WORK TO DO: Go through the material below and copy all lines with "цвета".

LISTED RECORDS:
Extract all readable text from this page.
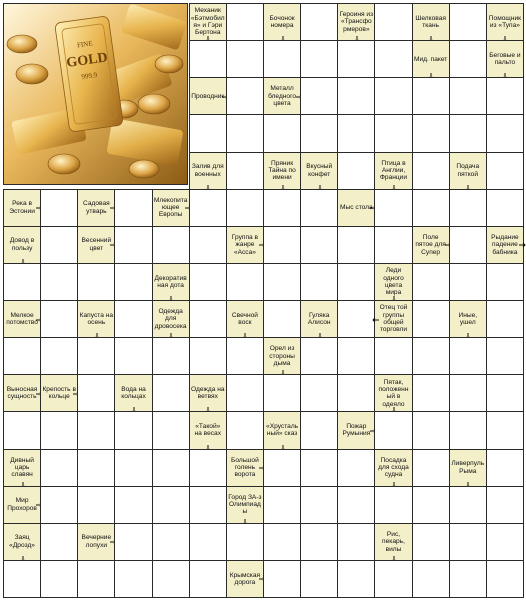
FINE
GOLD
999.9
Механик «Бэтмобиля» и Гэри Бертона
Бочонок номера
Героиня из «Трансформеров»
Шелковая ткань
Помощник из «Тупа»
Мид. пакет
Беговые и пальто
Проводник
Металл бледного цвета
Залив для военных
Пряник Тайна по имени
Вкусный конфет
Птица в Англии, Франции
Подача пяткой
Река в Эстонии
Садовая утварь
Млекопитающее Европы
Мыс стола
Довод в пользу
Весенний цвет
Группа в жанре «Асса»
Поле пятое для Супер
Рыдание падение бабника
Декоративная дота
Леди одного цвета мира
Мелкое потомство
Капуста на осень
Одежда для дровосека
Свечной воск
Гуляка Алисон
Отец той группы общей торговли
Иные, ушел
Орел из стороны дыма
Выносная сущность
Крепость в кольце
Вода на кольцах
Одежда на ветвях
Пятак, положенный в одеяло
«Такой» на весах
«Хрустальный» сказ
Пожар Румыния
Дивный царь славян
Большой голень ворота
Посадка для схода судна
Ливерпуль Рыма
Мир Прохоров
Город ЗА-з Олимпиады
Заяц «Дрозд»
Вечерние лопухи
Рис, пекарь, вилы
Крымская дорога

REPLY:
Металл бледного цвета
Леди одного цвета мира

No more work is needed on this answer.